Without the pictures, set down every line of the data exactly.
** Begin Records for processing **
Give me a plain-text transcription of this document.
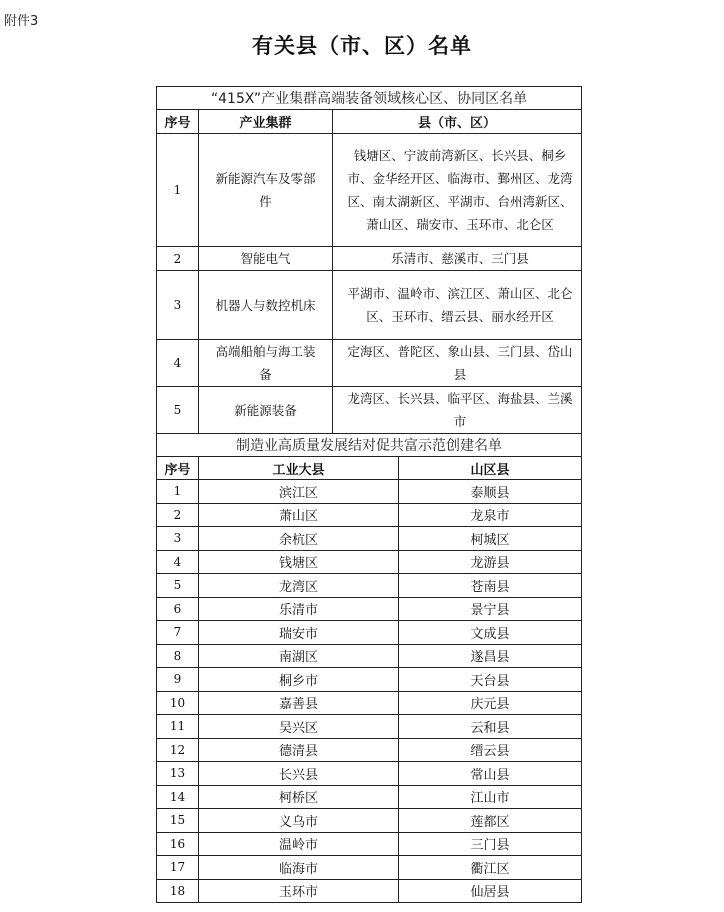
附件3
有关县（市、区）名单
“415X”产业集群高端装备领域核心区、协同区名单			
序号	产业集群	县（市、区）	
1	新能源汽车及零部件	钱塘区、宁波前湾新区、长兴县、桐乡市、金华经开区、临海市、鄞州区、龙湾区、南太湖新区、平湖市、台州湾新区、萧山区、瑞安市、玉环市、北仑区	
2	智能电气	乐清市、慈溪市、三门县	
3	机器人与数控机床	平湖市、温岭市、滨江区、萧山区、北仑区、玉环市、缙云县、丽水经开区	
4	高端船舶与海工装备	定海区、普陀区、象山县、三门县、岱山县	
5	新能源装备	龙湾区、长兴县、临平区、海盐县、兰溪市	
制造业高质量发展结对促共富示范创建名单			
序号	工业大县		山区县
1	滨江区		泰顺县
2	萧山区		龙泉市
3	余杭区		柯城区
4	钱塘区		龙游县
5	龙湾区		苍南县
6	乐清市		景宁县
7	瑞安市		文成县
8	南湖区		遂昌县
9	桐乡市		天台县
10	嘉善县		庆元县
11	吴兴区		云和县
12	德清县		缙云县
13	长兴县		常山县
14	柯桥区		江山市
15	义乌市		莲都区
16	温岭市		三门县
17	临海市		衢江区
18	玉环市		仙居县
** End Records for processing **
> [Task result]:
Give me a plain-text transcription of this document.
附件3
有关县（市、区）名单
“415X”产业集群高端装备领域核心区、协同区名单			
序号	产业集群	县（市、区）	
1	新能源汽车及零部件	钱塘区、宁波前湾新区、长兴县、桐乡市、金华经开区、临海市、鄞州区、龙湾区、南太湖新区、平湖市、台州湾新区、萧山区、瑞安市、玉环市、北仑区	
2	智能电气	乐清市、慈溪市、三门县	
3	机器人与数控机床	平湖市、温岭市、滨江区、萧山区、北仑区、玉环市、缙云县、丽水经开区	
4	高端船舶与海工装备	定海区、普陀区、象山县、三门县、岱山县	
5	新能源装备	龙湾区、长兴县、临平区、海盐县、兰溪市	
制造业高质量发展结对促共富示范创建名单			
序号	工业大县		山区县
1	滨江区		泰顺县
2	萧山区		龙泉市
3	余杭区		柯城区
4	钱塘区		龙游县
5	龙湾区		苍南县
6	乐清市		景宁县
7	瑞安市		文成县
8	南湖区		遂昌县
9	桐乡市		天台县
10	嘉善县		庆元县
11	吴兴区		云和县
12	德清县		缙云县
13	长兴县		常山县
14	柯桥区		江山市
15	义乌市		莲都区
16	温岭市		三门县
17	临海市		衢江区
18	玉环市		仙居县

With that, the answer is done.